-- SOURCE PASSAGE --
The network diagrams of SH-ResNet are displayed in Fig. 3. Seven $64 \times 64$ sub-aperture images are sequentially inputted into the ResNet50 network to extract features, obtaining seven sets of $2048 \times 1 \times 1$ feature vectors. We suggest that the statistical features of sub-aperture images when detecting atmospheric turbulence are mainly determined by ${d / {{r_0}}}$, and the probability distributions of the data between different sub-aperture images are similar. Therefore, the features of all sub-aperture images could be extracted with an identical network structure and parameters. The obtained feature vectors are concatenated into a $2048 \times 7 \times 1$ feature map, downscaled to $2048 \times 1 \times 1$ dimensions using grouped convolution layer (kernel size:$7 \times 1$, groups: 512), and then outputted after fully connected layers with 88 Zernike coefficients (first 91 Zernike polynomials with piston, tip and tilt removed).

Fig. 3. The neural network structure of SH-ResNet. The cyan, orange, blue and green squares represent BottleNeck modules with different parameters; according to the ResNet50 network structure, the number of each module is 3, 4, 6 and 3, respectively (only two of each are shown in the diagram).

Download Full Size | PDF

The optimization of a CNN requires defining a loss function and a solver, and the solver will optimize the network parameters by minimizing the loss function. We choose the “Adam” (Adaptive momentum) solver to determine network parameters [31]. It can maintain gradient smoothing and generate adaptive learning rates for different parameters during the training process. The RMS of the difference between the measured and true values was adopted as the loss function, which corresponds to minimizing the residual wavefront RMS after correction. During the training process, we scaled the input images to have pixel values in the range 0:1 and used dropout to reduce overfitting. Other hyperparameters were set as follows: (i) batch size: 100, (ii) number of epochs: 8, (iii) initial learning rate: 0.0001, (iv) activation function: LeakyRelu, and (v) dropout probability: 0.1.

2.3 Transfer learning in SH-ResNet

In astronomical adaptive optics, the atmospheric coherence length ${r_0}$ and the beacon energy varies in real-time, so the number of sub-apertures in the SHWFS needs to be adjusted accordingly. Typically, when the number of sub-apertures in SHWFS changes, the neural network model needs to be retrained from scratch, which results in wasted time and data. Here, we use transfer learning to apply the trained network to the SHWFS with a different sub-aperture number, accelerating the training process significantly.

Transfer learning is a process which takes advantage of similarities between data, tasks, or models to apply a model learned in an old domain to a new one [32]. With the development of deep learning, more and more researchers have focused on deep transfer learning, which refers to reusing part of the pre-trained network and transforming it into a new network used in the target domain. If we analyze a neural network through its hierarchical structure, it can be found that the earlier features of CNNs contain more generic features (e.g., edge detectors) that are useful to many tasks. However, later layers focus more on learning task-specific features. Therefore, there is no need to train a network from scratch when faced with a new task; instead, we can use the previously trained model and adapt it to the new scheme. This method is termed fine-tuning and is an essential concept in deep transfer learning. Fine-tuning has significant advantages, including time and data savings, better generalization capabilities, and simplicity of implementation [33].

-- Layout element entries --
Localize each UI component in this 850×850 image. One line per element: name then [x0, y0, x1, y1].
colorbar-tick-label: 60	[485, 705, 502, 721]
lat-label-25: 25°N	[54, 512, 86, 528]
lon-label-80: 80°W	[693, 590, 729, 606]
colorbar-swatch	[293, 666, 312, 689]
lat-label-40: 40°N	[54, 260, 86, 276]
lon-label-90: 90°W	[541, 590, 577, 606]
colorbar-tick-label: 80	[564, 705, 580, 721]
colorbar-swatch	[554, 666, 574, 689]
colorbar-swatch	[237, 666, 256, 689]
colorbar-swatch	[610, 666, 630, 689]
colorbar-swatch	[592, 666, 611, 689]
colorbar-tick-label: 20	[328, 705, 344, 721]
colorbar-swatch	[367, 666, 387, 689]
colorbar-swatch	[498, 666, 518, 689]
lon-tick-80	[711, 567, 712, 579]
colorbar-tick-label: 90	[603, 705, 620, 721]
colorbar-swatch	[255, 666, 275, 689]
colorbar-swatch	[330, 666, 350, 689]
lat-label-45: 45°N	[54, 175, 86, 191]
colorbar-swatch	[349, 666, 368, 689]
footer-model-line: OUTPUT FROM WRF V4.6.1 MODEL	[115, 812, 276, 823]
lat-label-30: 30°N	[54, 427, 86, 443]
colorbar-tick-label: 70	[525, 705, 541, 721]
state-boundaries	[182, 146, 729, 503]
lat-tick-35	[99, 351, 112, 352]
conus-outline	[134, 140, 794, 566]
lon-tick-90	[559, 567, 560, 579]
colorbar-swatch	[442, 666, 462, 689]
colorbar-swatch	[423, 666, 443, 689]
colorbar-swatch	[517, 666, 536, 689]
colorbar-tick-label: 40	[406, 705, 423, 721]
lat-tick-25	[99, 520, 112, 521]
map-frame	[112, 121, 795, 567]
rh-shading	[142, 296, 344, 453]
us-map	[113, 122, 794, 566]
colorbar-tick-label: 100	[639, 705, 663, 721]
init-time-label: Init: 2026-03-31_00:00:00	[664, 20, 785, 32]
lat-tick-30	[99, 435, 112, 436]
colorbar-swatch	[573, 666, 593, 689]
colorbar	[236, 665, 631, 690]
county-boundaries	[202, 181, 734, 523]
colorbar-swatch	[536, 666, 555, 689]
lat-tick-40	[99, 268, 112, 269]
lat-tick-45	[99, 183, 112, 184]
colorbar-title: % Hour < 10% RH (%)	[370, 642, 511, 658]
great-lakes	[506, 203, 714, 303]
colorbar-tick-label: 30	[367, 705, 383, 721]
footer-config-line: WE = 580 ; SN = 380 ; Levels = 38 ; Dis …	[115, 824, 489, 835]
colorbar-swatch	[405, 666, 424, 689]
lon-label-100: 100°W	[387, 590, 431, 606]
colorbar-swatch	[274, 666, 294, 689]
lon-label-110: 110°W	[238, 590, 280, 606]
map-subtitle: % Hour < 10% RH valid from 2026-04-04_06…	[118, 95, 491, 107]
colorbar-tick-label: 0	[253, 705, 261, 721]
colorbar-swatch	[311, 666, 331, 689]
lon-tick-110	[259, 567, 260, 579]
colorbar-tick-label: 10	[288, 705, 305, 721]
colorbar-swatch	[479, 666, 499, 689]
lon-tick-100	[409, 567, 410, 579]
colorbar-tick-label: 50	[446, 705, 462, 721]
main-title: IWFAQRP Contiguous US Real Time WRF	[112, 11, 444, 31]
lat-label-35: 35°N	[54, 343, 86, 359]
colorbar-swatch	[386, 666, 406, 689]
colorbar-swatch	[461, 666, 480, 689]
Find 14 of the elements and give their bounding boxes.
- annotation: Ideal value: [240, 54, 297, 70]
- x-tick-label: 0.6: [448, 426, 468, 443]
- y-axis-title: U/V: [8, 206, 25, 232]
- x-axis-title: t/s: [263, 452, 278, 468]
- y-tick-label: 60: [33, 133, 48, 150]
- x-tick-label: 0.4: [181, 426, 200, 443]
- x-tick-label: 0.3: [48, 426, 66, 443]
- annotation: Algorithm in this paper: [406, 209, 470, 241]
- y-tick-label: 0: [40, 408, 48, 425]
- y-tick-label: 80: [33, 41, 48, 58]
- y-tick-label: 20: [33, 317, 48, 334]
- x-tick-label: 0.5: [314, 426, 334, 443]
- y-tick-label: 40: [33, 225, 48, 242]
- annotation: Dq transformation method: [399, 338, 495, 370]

-- EXERCISE PROMPT --
Quote the SH-ResNet passage from "Fig. 3. The" to "in the diagram)." word for word.

-- ANSWER TO THE TASK --
Fig. 3. The neural network structure of SH-ResNet. The cyan, orange, blue and green squares represent BottleNeck modules with different parameters; according to the ResNet50 network structure, the number of each module is 3, 4, 6 and 3, respectively (only two of each are shown in the diagram).